Requirement: All entries should be output exactly as they stand.
====
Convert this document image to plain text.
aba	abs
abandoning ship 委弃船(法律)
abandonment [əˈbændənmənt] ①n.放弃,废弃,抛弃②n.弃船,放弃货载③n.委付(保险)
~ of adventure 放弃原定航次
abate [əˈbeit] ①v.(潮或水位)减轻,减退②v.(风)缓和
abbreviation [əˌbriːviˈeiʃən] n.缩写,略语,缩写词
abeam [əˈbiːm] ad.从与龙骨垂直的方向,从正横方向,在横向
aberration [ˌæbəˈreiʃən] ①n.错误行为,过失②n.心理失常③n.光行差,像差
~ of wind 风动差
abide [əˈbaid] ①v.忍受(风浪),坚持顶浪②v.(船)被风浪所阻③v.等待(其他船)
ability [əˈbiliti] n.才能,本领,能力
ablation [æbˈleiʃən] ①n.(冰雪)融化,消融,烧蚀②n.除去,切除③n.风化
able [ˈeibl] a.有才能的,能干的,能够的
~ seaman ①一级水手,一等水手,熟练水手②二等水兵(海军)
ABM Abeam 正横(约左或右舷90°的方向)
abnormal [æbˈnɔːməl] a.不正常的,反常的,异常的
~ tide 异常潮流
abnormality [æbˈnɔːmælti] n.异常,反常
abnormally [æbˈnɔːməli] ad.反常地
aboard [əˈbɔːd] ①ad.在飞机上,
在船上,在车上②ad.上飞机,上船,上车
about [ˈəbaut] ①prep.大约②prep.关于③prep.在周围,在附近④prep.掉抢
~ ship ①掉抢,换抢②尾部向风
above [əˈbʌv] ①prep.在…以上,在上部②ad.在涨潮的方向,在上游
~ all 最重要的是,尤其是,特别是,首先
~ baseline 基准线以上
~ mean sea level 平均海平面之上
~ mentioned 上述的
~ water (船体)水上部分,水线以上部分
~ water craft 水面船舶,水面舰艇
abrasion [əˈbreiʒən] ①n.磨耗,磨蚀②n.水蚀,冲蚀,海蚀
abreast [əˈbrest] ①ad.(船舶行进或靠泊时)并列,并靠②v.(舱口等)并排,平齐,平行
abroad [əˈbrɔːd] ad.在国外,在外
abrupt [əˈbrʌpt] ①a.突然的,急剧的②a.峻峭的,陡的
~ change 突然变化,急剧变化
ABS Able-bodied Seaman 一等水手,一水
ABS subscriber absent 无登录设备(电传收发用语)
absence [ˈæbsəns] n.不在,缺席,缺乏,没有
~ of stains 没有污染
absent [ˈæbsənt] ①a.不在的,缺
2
====
Solution:
Convert this document image to plain text.
aba	abs
abandoning ship 委弃船(法律)
abandonment [əˈbændənmənt] ①n.放弃,废弃,抛弃②n.弃船,放弃货载③n.委付(保险)
~ of adventure 放弃原定航次
abate [əˈbeit] ①v.(潮或水位)减轻,减退②v.(风)缓和
abbreviation [əˌbriːviˈeiʃən] n.缩写,略语,缩写词
abeam [əˈbiːm] ad.从与龙骨垂直的方向,从正横方向,在横向
aberration [ˌæbəˈreiʃən] ①n.错误行为,过失②n.心理失常③n.光行差,像差
~ of wind 风动差
abide [əˈbaid] ①v.忍受(风浪),坚持顶浪②v.(船)被风浪所阻③v.等待(其他船)
ability [əˈbiliti] n.才能,本领,能力
ablation [æbˈleiʃən] ①n.(冰雪)融化,消融,烧蚀②n.除去,切除③n.风化
able [ˈeibl] a.有才能的,能干的,能够的
~ seaman ①一级水手,一等水手,熟练水手②二等水兵(海军)
ABM Abeam 正横(约左或右舷90°的方向)
abnormal [æbˈnɔːməl] a.不正常的,反常的,异常的
~ tide 异常潮流
abnormality [æbˈnɔːmælti] n.异常,反常
abnormally [æbˈnɔːməli] ad.反常地
aboard [əˈbɔːd] ①ad.在飞机上,
在船上,在车上②ad.上飞机,上船,上车
about [ˈəbaut] ①prep.大约②prep.关于③prep.在周围,在附近④prep.掉抢
~ ship ①掉抢,换抢②尾部向风
above [əˈbʌv] ①prep.在…以上,在上部②ad.在涨潮的方向,在上游
~ all 最重要的是,尤其是,特别是,首先
~ baseline 基准线以上
~ mean sea level 平均海平面之上
~ mentioned 上述的
~ water (船体)水上部分,水线以上部分
~ water craft 水面船舶,水面舰艇
abrasion [əˈbreiʒən] ①n.磨耗,磨蚀②n.水蚀,冲蚀,海蚀
abreast [əˈbrest] ①ad.(船舶行进或靠泊时)并列,并靠②v.(舱口等)并排,平齐,平行
abroad [əˈbrɔːd] ad.在国外,在外
abrupt [əˈbrʌpt] ①a.突然的,急剧的②a.峻峭的,陡的
~ change 突然变化,急剧变化
ABS Able-bodied Seaman 一等水手,一水
ABS subscriber absent 无登录设备(电传收发用语)
absence [ˈæbsəns] n.不在,缺席,缺乏,没有
~ of stains 没有污染
absent [ˈæbsənt] ①a.不在的,缺
2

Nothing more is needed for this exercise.